*Data for this exercise*.
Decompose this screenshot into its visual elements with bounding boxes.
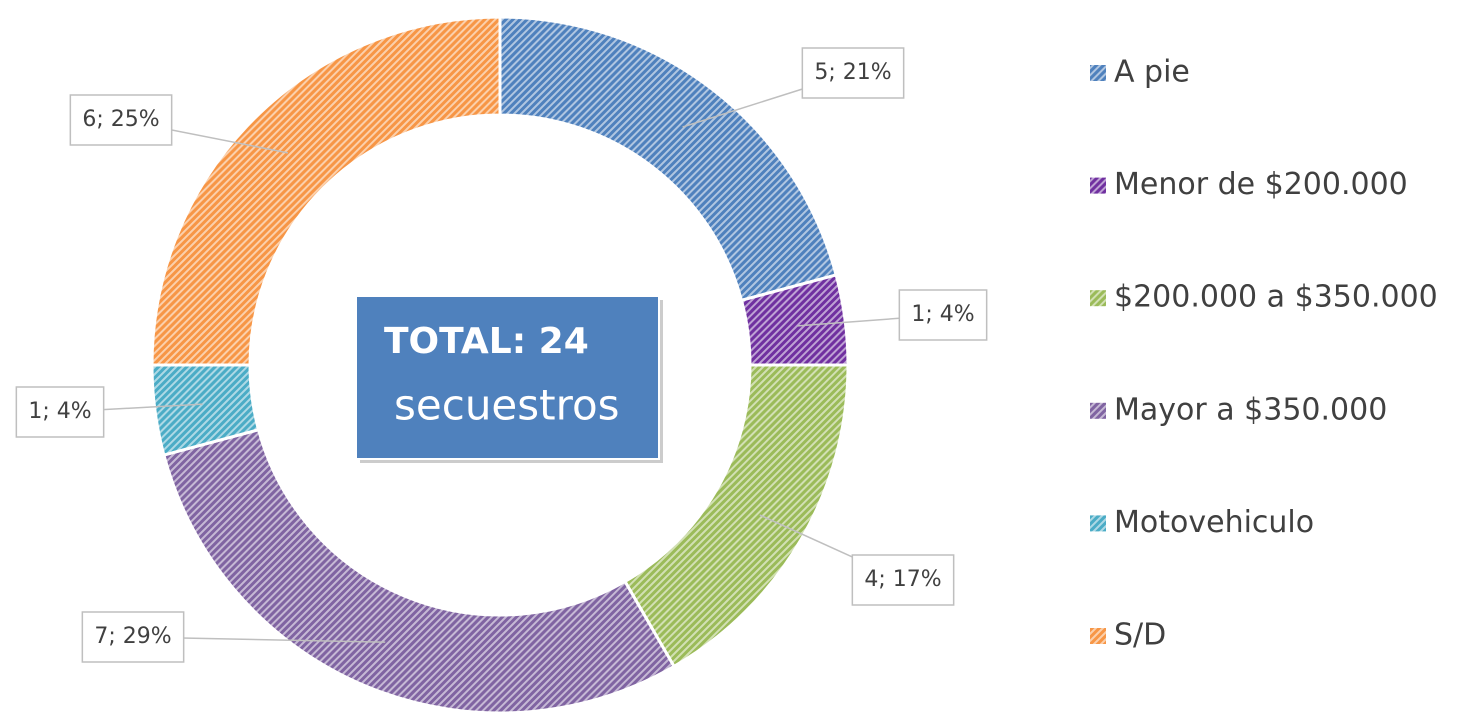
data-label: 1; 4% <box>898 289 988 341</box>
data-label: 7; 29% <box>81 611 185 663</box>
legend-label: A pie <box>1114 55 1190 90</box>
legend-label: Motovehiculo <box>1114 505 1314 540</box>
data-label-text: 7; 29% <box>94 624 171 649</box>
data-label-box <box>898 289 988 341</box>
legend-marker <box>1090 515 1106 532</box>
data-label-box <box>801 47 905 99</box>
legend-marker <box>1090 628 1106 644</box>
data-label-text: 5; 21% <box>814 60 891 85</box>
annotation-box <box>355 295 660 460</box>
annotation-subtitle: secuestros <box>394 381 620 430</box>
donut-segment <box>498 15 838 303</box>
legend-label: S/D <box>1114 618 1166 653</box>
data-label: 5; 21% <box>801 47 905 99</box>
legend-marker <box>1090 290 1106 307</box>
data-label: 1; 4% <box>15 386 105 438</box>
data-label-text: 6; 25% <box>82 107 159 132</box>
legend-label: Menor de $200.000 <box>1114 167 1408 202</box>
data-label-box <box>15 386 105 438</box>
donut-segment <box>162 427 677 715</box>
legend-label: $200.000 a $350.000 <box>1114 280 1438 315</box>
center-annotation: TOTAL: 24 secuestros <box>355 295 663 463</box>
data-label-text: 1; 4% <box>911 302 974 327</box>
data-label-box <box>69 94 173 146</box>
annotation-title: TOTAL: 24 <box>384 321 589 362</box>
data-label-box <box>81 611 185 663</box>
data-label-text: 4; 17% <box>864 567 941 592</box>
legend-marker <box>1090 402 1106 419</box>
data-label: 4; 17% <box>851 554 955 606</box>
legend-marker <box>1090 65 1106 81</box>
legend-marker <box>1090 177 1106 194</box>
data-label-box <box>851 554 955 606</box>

*Problem requirements*. Reproduce every line of the records with "legend-marker" swapped for "legend-swatch" and everything else unchanged. Leave out the pictures.

*The response*.
Decompose this screenshot into its visual elements with bounding boxes.
data-label: 1; 4% <box>898 289 988 341</box>
data-label: 7; 29% <box>81 611 185 663</box>
legend-label: A pie <box>1114 55 1190 90</box>
legend-label: Motovehiculo <box>1114 505 1314 540</box>
data-label-text: 7; 29% <box>94 624 171 649</box>
data-label-box <box>898 289 988 341</box>
legend-swatch <box>1090 515 1106 532</box>
data-label-box <box>801 47 905 99</box>
legend-swatch <box>1090 628 1106 644</box>
data-label-text: 5; 21% <box>814 60 891 85</box>
annotation-box <box>355 295 660 460</box>
annotation-subtitle: secuestros <box>394 381 620 430</box>
donut-segment <box>498 15 838 303</box>
legend-label: S/D <box>1114 618 1166 653</box>
data-label: 5; 21% <box>801 47 905 99</box>
legend-swatch <box>1090 290 1106 307</box>
data-label: 1; 4% <box>15 386 105 438</box>
data-label-text: 6; 25% <box>82 107 159 132</box>
legend-label: Menor de $200.000 <box>1114 167 1408 202</box>
data-label-box <box>15 386 105 438</box>
donut-segment <box>162 427 677 715</box>
legend-label: $200.000 a $350.000 <box>1114 280 1438 315</box>
center-annotation: TOTAL: 24 secuestros <box>355 295 663 463</box>
data-label-text: 1; 4% <box>911 302 974 327</box>
data-label-box <box>69 94 173 146</box>
annotation-title: TOTAL: 24 <box>384 321 589 362</box>
data-label-box <box>81 611 185 663</box>
data-label-text: 4; 17% <box>864 567 941 592</box>
legend-swatch <box>1090 402 1106 419</box>
data-label: 4; 17% <box>851 554 955 606</box>
legend-swatch <box>1090 65 1106 81</box>
legend-swatch <box>1090 177 1106 194</box>
data-label-box <box>851 554 955 606</box>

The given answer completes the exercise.